◆ **Dataset listings of figures**
- - -

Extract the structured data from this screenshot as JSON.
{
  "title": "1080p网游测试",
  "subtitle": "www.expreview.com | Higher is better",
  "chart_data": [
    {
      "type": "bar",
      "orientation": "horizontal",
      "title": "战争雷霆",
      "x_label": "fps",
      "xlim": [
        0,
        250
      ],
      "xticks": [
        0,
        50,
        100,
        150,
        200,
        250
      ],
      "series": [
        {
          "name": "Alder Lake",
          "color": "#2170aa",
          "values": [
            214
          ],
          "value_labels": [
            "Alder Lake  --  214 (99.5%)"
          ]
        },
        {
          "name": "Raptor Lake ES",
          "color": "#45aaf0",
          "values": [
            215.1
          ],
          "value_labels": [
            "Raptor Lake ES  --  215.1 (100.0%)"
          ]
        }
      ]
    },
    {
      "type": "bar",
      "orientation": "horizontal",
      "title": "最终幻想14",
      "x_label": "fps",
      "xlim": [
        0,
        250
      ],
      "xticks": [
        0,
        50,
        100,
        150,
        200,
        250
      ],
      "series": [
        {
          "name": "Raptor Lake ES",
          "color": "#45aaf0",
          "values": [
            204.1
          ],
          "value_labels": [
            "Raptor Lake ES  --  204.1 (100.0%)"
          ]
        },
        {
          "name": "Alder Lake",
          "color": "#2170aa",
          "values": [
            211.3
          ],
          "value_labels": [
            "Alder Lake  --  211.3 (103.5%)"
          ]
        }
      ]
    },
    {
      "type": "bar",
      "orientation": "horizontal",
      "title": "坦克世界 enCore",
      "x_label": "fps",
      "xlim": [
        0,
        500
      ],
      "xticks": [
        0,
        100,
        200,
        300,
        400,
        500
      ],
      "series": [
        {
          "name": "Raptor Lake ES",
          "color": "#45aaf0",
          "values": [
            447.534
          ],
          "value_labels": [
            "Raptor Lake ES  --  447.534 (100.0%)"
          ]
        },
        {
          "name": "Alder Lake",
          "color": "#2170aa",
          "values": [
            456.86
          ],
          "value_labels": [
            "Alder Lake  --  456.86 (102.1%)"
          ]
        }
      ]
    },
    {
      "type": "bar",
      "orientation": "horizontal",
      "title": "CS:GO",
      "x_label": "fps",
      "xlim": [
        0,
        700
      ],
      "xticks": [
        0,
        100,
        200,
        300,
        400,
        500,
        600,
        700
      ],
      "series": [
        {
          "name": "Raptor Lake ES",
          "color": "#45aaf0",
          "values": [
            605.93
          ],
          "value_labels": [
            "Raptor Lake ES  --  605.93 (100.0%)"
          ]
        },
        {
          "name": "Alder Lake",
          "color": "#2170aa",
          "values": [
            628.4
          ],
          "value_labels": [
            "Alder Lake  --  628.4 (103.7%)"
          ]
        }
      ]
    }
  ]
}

- - -

◆ **AIM OF THE TASK**
From the preceding material, extract every line exactly.

◆ **ANSWER TO THIS PROBLEM**
Extract the structured data from this screenshot as JSON.
{
  "title": "1080p网游测试",
  "subtitle": "www.expreview.com | Higher is better",
  "chart_data": [
    {
      "type": "bar",
      "orientation": "horizontal",
      "title": "战争雷霆",
      "x_label": "fps",
      "xlim": [
        0,
        250
      ],
      "xticks": [
        0,
        50,
        100,
        150,
        200,
        250
      ],
      "series": [
        {
          "name": "Alder Lake",
          "color": "#2170aa",
          "values": [
            214
          ],
          "value_labels": [
            "Alder Lake  --  214 (99.5%)"
          ]
        },
        {
          "name": "Raptor Lake ES",
          "color": "#45aaf0",
          "values": [
            215.1
          ],
          "value_labels": [
            "Raptor Lake ES  --  215.1 (100.0%)"
          ]
        }
      ]
    },
    {
      "type": "bar",
      "orientation": "horizontal",
      "title": "最终幻想14",
      "x_label": "fps",
      "xlim": [
        0,
        250
      ],
      "xticks": [
        0,
        50,
        100,
        150,
        200,
        250
      ],
      "series": [
        {
          "name": "Raptor Lake ES",
          "color": "#45aaf0",
          "values": [
            204.1
          ],
          "value_labels": [
            "Raptor Lake ES  --  204.1 (100.0%)"
          ]
        },
        {
          "name": "Alder Lake",
          "color": "#2170aa",
          "values": [
            211.3
          ],
          "value_labels": [
            "Alder Lake  --  211.3 (103.5%)"
          ]
        }
      ]
    },
    {
      "type": "bar",
      "orientation": "horizontal",
      "title": "坦克世界 enCore",
      "x_label": "fps",
      "xlim": [
        0,
        500
      ],
      "xticks": [
        0,
        100,
        200,
        300,
        400,
        500
      ],
      "series": [
        {
          "name": "Raptor Lake ES",
          "color": "#45aaf0",
          "values": [
            447.534
          ],
          "value_labels": [
            "Raptor Lake ES  --  447.534 (100.0%)"
          ]
        },
        {
          "name": "Alder Lake",
          "color": "#2170aa",
          "values": [
            456.86
          ],
          "value_labels": [
            "Alder Lake  --  456.86 (102.1%)"
          ]
        }
      ]
    },
    {
      "type": "bar",
      "orientation": "horizontal",
      "title": "CS:GO",
      "x_label": "fps",
      "xlim": [
        0,
        700
      ],
      "xticks": [
        0,
        100,
        200,
        300,
        400,
        500,
        600,
        700
      ],
      "series": [
        {
          "name": "Raptor Lake ES",
          "color": "#45aaf0",
          "values": [
            605.93
          ],
          "value_labels": [
            "Raptor Lake ES  --  605.93 (100.0%)"
          ]
        },
        {
          "name": "Alder Lake",
          "color": "#2170aa",
          "values": [
            628.4
          ],
          "value_labels": [
            "Alder Lake  --  628.4 (103.7%)"
          ]
        }
      ]
    }
  ]
}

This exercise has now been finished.